Can you repeat the material below line for line, changing nothing?

Dataset rows:
## Begin
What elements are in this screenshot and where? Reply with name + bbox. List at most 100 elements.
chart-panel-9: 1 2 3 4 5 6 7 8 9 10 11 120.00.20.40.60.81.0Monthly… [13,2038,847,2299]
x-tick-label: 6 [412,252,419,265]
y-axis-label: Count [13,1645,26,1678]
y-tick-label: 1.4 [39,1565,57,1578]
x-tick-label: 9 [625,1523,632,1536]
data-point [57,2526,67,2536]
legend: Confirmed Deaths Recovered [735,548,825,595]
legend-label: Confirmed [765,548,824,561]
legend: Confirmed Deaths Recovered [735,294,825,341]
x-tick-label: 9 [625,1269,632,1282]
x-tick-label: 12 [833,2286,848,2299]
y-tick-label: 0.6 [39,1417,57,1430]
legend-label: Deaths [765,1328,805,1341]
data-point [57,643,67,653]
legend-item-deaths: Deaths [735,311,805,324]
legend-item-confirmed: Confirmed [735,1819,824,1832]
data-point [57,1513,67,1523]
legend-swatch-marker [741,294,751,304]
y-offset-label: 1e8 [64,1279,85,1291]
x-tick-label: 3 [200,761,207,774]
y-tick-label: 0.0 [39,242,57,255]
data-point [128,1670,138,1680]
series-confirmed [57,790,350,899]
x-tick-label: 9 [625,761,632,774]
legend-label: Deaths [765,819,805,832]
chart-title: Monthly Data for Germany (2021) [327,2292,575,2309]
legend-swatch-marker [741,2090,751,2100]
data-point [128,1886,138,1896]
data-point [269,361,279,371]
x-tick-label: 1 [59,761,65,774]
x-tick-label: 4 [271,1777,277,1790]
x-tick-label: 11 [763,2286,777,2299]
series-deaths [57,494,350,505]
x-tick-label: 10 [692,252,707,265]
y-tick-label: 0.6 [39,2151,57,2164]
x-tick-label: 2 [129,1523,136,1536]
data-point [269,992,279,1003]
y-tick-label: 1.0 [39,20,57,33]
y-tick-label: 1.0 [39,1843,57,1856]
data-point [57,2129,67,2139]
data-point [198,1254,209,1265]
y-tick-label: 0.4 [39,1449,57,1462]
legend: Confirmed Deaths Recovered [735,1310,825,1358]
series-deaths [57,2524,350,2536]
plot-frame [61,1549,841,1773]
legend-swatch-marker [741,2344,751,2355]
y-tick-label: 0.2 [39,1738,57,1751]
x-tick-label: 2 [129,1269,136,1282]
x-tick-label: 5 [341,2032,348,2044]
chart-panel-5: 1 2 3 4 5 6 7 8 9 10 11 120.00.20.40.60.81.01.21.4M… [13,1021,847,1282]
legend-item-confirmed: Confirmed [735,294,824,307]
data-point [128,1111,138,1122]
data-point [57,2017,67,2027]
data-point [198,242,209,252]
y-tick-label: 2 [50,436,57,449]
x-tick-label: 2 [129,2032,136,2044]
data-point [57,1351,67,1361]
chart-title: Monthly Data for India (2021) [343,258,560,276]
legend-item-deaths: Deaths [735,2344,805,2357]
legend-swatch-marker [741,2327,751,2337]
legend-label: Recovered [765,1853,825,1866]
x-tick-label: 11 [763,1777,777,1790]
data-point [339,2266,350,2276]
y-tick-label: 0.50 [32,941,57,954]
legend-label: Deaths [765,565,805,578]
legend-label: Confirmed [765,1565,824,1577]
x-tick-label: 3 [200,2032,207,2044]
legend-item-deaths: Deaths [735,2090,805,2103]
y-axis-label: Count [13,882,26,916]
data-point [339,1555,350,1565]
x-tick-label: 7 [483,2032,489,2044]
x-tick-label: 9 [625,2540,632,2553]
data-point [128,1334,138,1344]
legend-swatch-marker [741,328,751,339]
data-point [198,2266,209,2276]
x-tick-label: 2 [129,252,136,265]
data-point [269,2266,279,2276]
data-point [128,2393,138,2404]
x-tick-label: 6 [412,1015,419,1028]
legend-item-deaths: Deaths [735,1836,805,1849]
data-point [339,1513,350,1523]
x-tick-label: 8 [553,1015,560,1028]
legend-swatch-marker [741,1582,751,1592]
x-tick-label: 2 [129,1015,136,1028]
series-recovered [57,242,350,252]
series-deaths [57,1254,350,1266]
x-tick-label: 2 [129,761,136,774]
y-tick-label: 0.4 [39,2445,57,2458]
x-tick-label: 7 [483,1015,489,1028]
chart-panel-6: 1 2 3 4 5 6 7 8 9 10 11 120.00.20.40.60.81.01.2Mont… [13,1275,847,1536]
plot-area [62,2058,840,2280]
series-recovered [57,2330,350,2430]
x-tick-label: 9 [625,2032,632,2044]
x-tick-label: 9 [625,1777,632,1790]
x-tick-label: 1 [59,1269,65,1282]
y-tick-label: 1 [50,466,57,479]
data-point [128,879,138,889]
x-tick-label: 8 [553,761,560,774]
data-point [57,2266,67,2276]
## End
ANSWER BELOW:
What elements are in this screenshot and where? Reply with name + bbox. List at most 100 elements.
chart-panel-9: 1 2 3 4 5 6 7 8 9 10 11 120.00.20.40.60.81.0Monthly… [13,2038,847,2299]
x-tick-label: 6 [412,252,419,265]
y-axis-label: Count [13,1645,26,1678]
y-tick-label: 1.4 [39,1565,57,1578]
x-tick-label: 9 [625,1523,632,1536]
data-point [57,2526,67,2536]
legend: Confirmed Deaths Recovered [735,548,825,595]
legend-label: Confirmed [765,548,824,561]
legend: Confirmed Deaths Recovered [735,294,825,341]
x-tick-label: 9 [625,1269,632,1282]
x-tick-label: 12 [833,2286,848,2299]
y-tick-label: 0.6 [39,1417,57,1430]
legend-label: Deaths [765,1328,805,1341]
data-point [57,643,67,653]
legend-item-deaths: Deaths [735,311,805,324]
legend-item-confirmed: Confirmed [735,1819,824,1832]
data-point [57,1513,67,1523]
legend-swatch-marker [741,294,751,304]
y-offset-label: 1e8 [64,1279,85,1291]
x-tick-label: 3 [200,761,207,774]
y-tick-label: 0.0 [39,242,57,255]
data-point [128,1670,138,1680]
series-confirmed [57,790,350,899]
x-tick-label: 9 [625,761,632,774]
legend-label: Deaths [765,819,805,832]
chart-title: Monthly Data for Germany (2021) [327,2292,575,2309]
legend-swatch-marker [741,2090,751,2100]
data-point [128,1886,138,1896]
data-point [269,361,279,371]
x-tick-label: 1 [59,761,65,774]
x-tick-label: 4 [271,1777,277,1790]
x-tick-label: 11 [763,2286,777,2299]
series-deaths [57,494,350,505]
x-tick-label: 10 [692,252,707,265]
y-tick-label: 0.6 [39,2151,57,2164]
x-tick-label: 2 [129,1523,136,1536]
data-point [269,992,279,1003]
y-tick-label: 1.0 [39,20,57,33]
y-tick-label: 1.0 [39,1843,57,1856]
data-point [57,2129,67,2139]
data-point [198,1254,209,1265]
y-tick-label: 0.4 [39,1449,57,1462]
legend: Confirmed Deaths Recovered [735,1310,825,1358]
series-deaths [57,2524,350,2536]
plot-frame [61,1549,841,1773]
legend-swatch-marker [741,2344,751,2355]
y-tick-label: 0.2 [39,1738,57,1751]
x-tick-label: 2 [129,1269,136,1282]
x-tick-label: 5 [341,2032,348,2044]
chart-panel-5: 1 2 3 4 5 6 7 8 9 10 11 120.00.20.40.60.81.01.21.4M… [13,1021,847,1282]
legend-item-confirmed: Confirmed [735,294,824,307]
data-point [128,1111,138,1122]
data-point [57,2017,67,2027]
data-point [198,242,209,252]
y-tick-label: 2 [50,436,57,449]
x-tick-label: 2 [129,2032,136,2044]
data-point [57,1351,67,1361]
chart-title: Monthly Data for India (2021) [343,258,560,276]
legend-item-deaths: Deaths [735,2344,805,2357]
legend-swatch-marker [741,2327,751,2337]
legend-label: Recovered [765,1853,825,1866]
x-tick-label: 11 [763,1777,777,1790]
data-point [339,2266,350,2276]
y-tick-label: 0.50 [32,941,57,954]
legend-label: Deaths [765,565,805,578]
legend-label: Confirmed [765,1565,824,1577]
x-tick-label: 3 [200,2032,207,2044]
legend-item-deaths: Deaths [735,2090,805,2103]
y-axis-label: Count [13,882,26,916]
data-point [339,1555,350,1565]
x-tick-label: 7 [483,2032,489,2044]
x-tick-label: 9 [625,2540,632,2553]
data-point [128,1334,138,1344]
legend-swatch-marker [741,328,751,339]
data-point [198,2266,209,2276]
x-tick-label: 2 [129,252,136,265]
data-point [269,2266,279,2276]
data-point [128,2393,138,2404]
x-tick-label: 6 [412,1015,419,1028]
legend-item-deaths: Deaths [735,1836,805,1849]
data-point [339,1513,350,1523]
x-tick-label: 8 [553,1015,560,1028]
legend-swatch-marker [741,1582,751,1592]
x-tick-label: 2 [129,1015,136,1028]
series-recovered [57,242,350,252]
series-deaths [57,1254,350,1266]
x-tick-label: 2 [129,761,136,774]
y-tick-label: 0.4 [39,2445,57,2458]
x-tick-label: 7 [483,1015,489,1028]
chart-panel-6: 1 2 3 4 5 6 7 8 9 10 11 120.00.20.40.60.81.01.2Mont… [13,1275,847,1536]
plot-area [62,2058,840,2280]
series-recovered [57,2330,350,2430]
x-tick-label: 9 [625,2032,632,2044]
x-tick-label: 9 [625,1777,632,1790]
x-tick-label: 1 [59,1269,65,1282]
y-tick-label: 1 [50,466,57,479]
data-point [128,879,138,889]
x-tick-label: 8 [553,761,560,774]
data-point [57,2266,67,2276]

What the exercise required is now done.